→ **RECORD EXTRACTS**
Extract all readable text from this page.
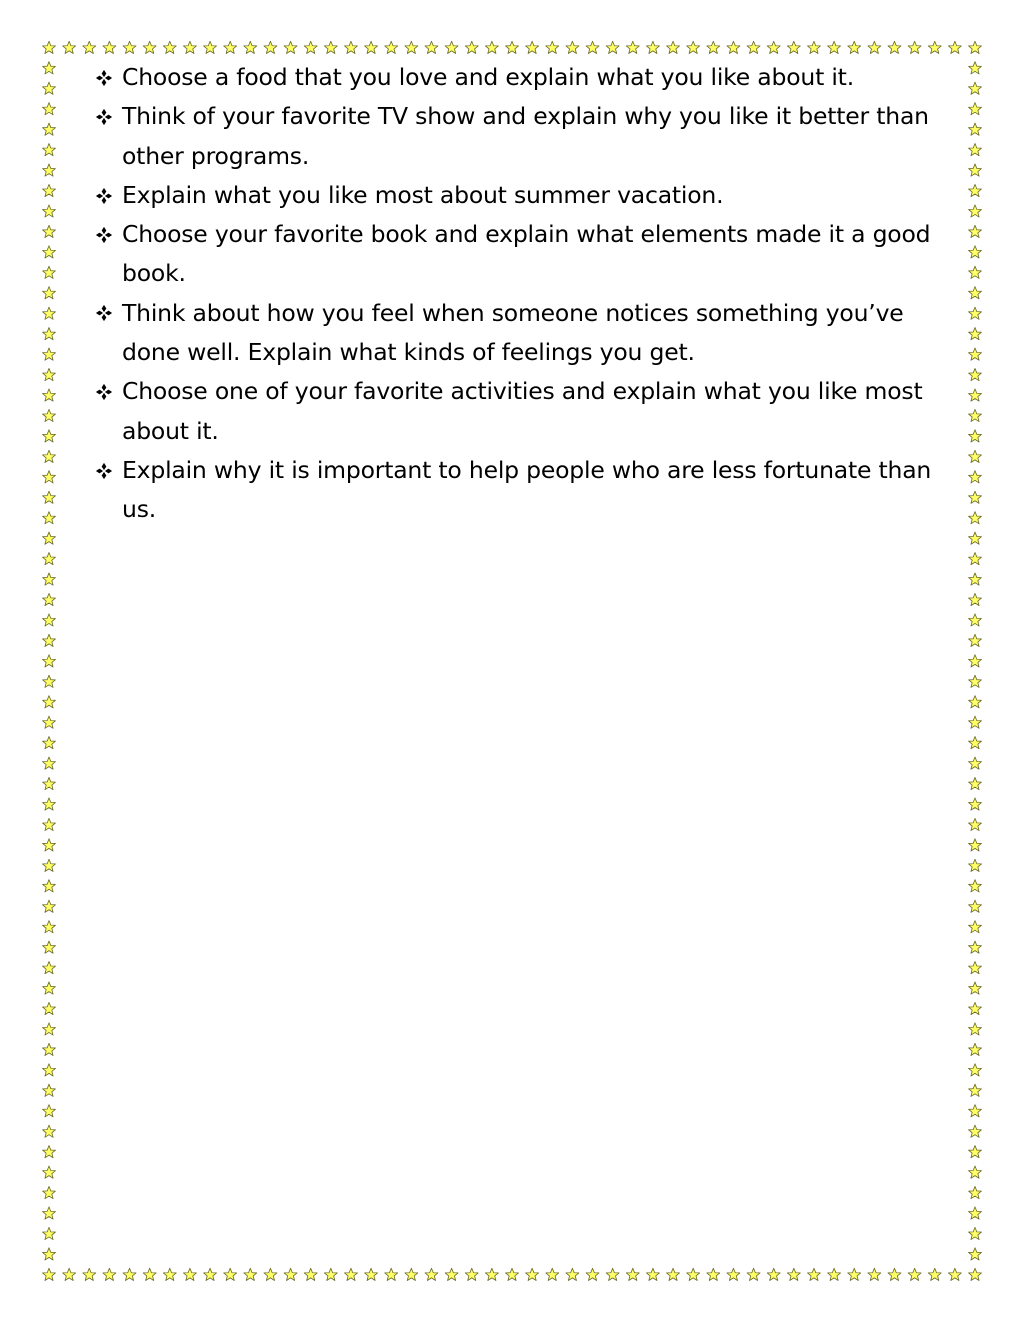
Choose a food that you love and explain what you like about it.
Think of your favorite TV show and explain why you like it better than other programs.
Explain what you like most about summer vacation.
Choose your favorite book and explain what elements made it a good book.
Think about how you feel when someone notices something you’ve done well. Explain what kinds of feelings you get.
Choose one of your favorite activities and explain what you like most about it.
Explain why it is important to help people who are less fortunate than us.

→ **YOUR GOAL**
Set the data above down again exactly as given, with no pictures.

→ **SOLUTION**
Extract all readable text from this page.
Choose a food that you love and explain what you like about it.
Think of your favorite TV show and explain why you like it better than other programs.
Explain what you like most about summer vacation.
Choose your favorite book and explain what elements made it a good book.
Think about how you feel when someone notices something you’ve done well. Explain what kinds of feelings you get.
Choose one of your favorite activities and explain what you like most about it.
Explain why it is important to help people who are less fortunate than us.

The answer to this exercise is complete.